*What is being asked*
The entries below should be transcribed in their entirety, exactly as written.

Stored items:

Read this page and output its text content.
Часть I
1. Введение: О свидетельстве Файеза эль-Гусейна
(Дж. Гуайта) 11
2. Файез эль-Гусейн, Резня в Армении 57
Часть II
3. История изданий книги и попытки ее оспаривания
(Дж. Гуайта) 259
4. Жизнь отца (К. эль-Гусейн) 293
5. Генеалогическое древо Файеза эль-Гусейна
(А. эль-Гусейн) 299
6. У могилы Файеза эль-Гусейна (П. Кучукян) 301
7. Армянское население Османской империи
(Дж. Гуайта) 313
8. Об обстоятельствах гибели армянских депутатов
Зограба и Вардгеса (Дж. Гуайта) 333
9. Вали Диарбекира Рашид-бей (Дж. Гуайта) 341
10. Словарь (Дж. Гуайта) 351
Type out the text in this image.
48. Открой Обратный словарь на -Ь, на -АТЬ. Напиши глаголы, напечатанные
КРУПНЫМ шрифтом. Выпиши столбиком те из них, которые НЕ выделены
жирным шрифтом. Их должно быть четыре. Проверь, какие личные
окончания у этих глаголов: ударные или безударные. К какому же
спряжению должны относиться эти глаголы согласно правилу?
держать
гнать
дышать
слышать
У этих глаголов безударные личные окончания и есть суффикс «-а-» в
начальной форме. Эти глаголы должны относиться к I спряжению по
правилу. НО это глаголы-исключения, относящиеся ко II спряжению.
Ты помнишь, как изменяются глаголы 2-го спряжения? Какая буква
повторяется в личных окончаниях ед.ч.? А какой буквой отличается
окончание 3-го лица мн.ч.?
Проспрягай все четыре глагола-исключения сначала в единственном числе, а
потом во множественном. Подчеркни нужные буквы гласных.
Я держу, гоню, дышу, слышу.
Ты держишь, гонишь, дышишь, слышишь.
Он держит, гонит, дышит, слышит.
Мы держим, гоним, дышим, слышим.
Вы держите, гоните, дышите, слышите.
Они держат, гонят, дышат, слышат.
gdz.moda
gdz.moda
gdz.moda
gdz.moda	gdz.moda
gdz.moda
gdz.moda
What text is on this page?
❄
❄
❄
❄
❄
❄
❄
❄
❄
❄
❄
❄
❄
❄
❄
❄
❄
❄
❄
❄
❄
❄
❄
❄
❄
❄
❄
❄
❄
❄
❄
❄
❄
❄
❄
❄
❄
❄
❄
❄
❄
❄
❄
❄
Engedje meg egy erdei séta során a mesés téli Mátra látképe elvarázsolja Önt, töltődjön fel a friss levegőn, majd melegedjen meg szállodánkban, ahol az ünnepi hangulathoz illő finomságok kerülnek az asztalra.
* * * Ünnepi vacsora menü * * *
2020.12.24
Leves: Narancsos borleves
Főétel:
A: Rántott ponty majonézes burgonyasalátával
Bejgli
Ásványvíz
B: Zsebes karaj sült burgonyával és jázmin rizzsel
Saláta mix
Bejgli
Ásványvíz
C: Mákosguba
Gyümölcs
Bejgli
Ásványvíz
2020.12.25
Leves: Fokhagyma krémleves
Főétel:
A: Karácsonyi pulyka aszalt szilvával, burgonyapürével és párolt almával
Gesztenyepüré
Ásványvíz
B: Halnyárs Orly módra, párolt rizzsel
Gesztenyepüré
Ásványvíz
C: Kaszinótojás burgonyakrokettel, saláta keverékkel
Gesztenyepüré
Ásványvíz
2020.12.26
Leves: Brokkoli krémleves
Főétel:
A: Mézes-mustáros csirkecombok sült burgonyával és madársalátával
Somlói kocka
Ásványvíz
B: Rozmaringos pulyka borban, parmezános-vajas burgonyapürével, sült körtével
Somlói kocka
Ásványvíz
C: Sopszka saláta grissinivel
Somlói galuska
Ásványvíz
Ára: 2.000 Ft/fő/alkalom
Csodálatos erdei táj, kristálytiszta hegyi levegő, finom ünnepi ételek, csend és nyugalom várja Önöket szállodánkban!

*Written reply*
Read this page and output its text content.
Часть I
1. Введение: О свидетельстве Файеза эль-Гусейна
(Дж. Гуайта) 11
2. Файез эль-Гусейн, Резня в Армении 57
Часть II
3. История изданий книги и попытки ее оспаривания
(Дж. Гуайта) 259
4. Жизнь отца (К. эль-Гусейн) 293
5. Генеалогическое древо Файеза эль-Гусейна
(А. эль-Гусейн) 299
6. У могилы Файеза эль-Гусейна (П. Кучукян) 301
7. Армянское население Османской империи
(Дж. Гуайта) 313
8. Об обстоятельствах гибели армянских депутатов
Зограба и Вардгеса (Дж. Гуайта) 333
9. Вали Диарбекира Рашид-бей (Дж. Гуайта) 341
10. Словарь (Дж. Гуайта) 351
Type out the text in this image.
48. Открой Обратный словарь на -Ь, на -АТЬ. Напиши глаголы, напечатанные
КРУПНЫМ шрифтом. Выпиши столбиком те из них, которые НЕ выделены
жирным шрифтом. Их должно быть четыре. Проверь, какие личные
окончания у этих глаголов: ударные или безударные. К какому же
спряжению должны относиться эти глаголы согласно правилу?
держать
гнать
дышать
слышать
У этих глаголов безударные личные окончания и есть суффикс «-а-» в
начальной форме. Эти глаголы должны относиться к I спряжению по
правилу. НО это глаголы-исключения, относящиеся ко II спряжению.
Ты помнишь, как изменяются глаголы 2-го спряжения? Какая буква
повторяется в личных окончаниях ед.ч.? А какой буквой отличается
окончание 3-го лица мн.ч.?
Проспрягай все четыре глагола-исключения сначала в единственном числе, а
потом во множественном. Подчеркни нужные буквы гласных.
Я держу, гоню, дышу, слышу.
Ты держишь, гонишь, дышишь, слышишь.
Он держит, гонит, дышит, слышит.
Мы держим, гоним, дышим, слышим.
Вы держите, гоните, дышите, слышите.
Они держат, гонят, дышат, слышат.
gdz.moda
gdz.moda
gdz.moda
gdz.moda	gdz.moda
gdz.moda
gdz.moda
What text is on this page?
❄
❄
❄
❄
❄
❄
❄
❄
❄
❄
❄
❄
❄
❄
❄
❄
❄
❄
❄
❄
❄
❄
❄
❄
❄
❄
❄
❄
❄
❄
❄
❄
❄
❄
❄
❄
❄
❄
❄
❄
❄
❄
❄
❄
Engedje meg egy erdei séta során a mesés téli Mátra látképe elvarázsolja Önt, töltődjön fel a friss levegőn, majd melegedjen meg szállodánkban, ahol az ünnepi hangulathoz illő finomságok kerülnek az asztalra.
* * * Ünnepi vacsora menü * * *
2020.12.24
Leves: Narancsos borleves
Főétel:
A: Rántott ponty majonézes burgonyasalátával
Bejgli
Ásványvíz
B: Zsebes karaj sült burgonyával és jázmin rizzsel
Saláta mix
Bejgli
Ásványvíz
C: Mákosguba
Gyümölcs
Bejgli
Ásványvíz
2020.12.25
Leves: Fokhagyma krémleves
Főétel:
A: Karácsonyi pulyka aszalt szilvával, burgonyapürével és párolt almával
Gesztenyepüré
Ásványvíz
B: Halnyárs Orly módra, párolt rizzsel
Gesztenyepüré
Ásványvíz
C: Kaszinótojás burgonyakrokettel, saláta keverékkel
Gesztenyepüré
Ásványvíz
2020.12.26
Leves: Brokkoli krémleves
Főétel:
A: Mézes-mustáros csirkecombok sült burgonyával és madársalátával
Somlói kocka
Ásványvíz
B: Rozmaringos pulyka borban, parmezános-vajas burgonyapürével, sült körtével
Somlói kocka
Ásványvíz
C: Sopszka saláta grissinivel
Somlói galuska
Ásványvíz
Ára: 2.000 Ft/fő/alkalom
Csodálatos erdei táj, kristálytiszta hegyi levegő, finom ünnepi ételek, csend és nyugalom várja Önöket szállodánkban!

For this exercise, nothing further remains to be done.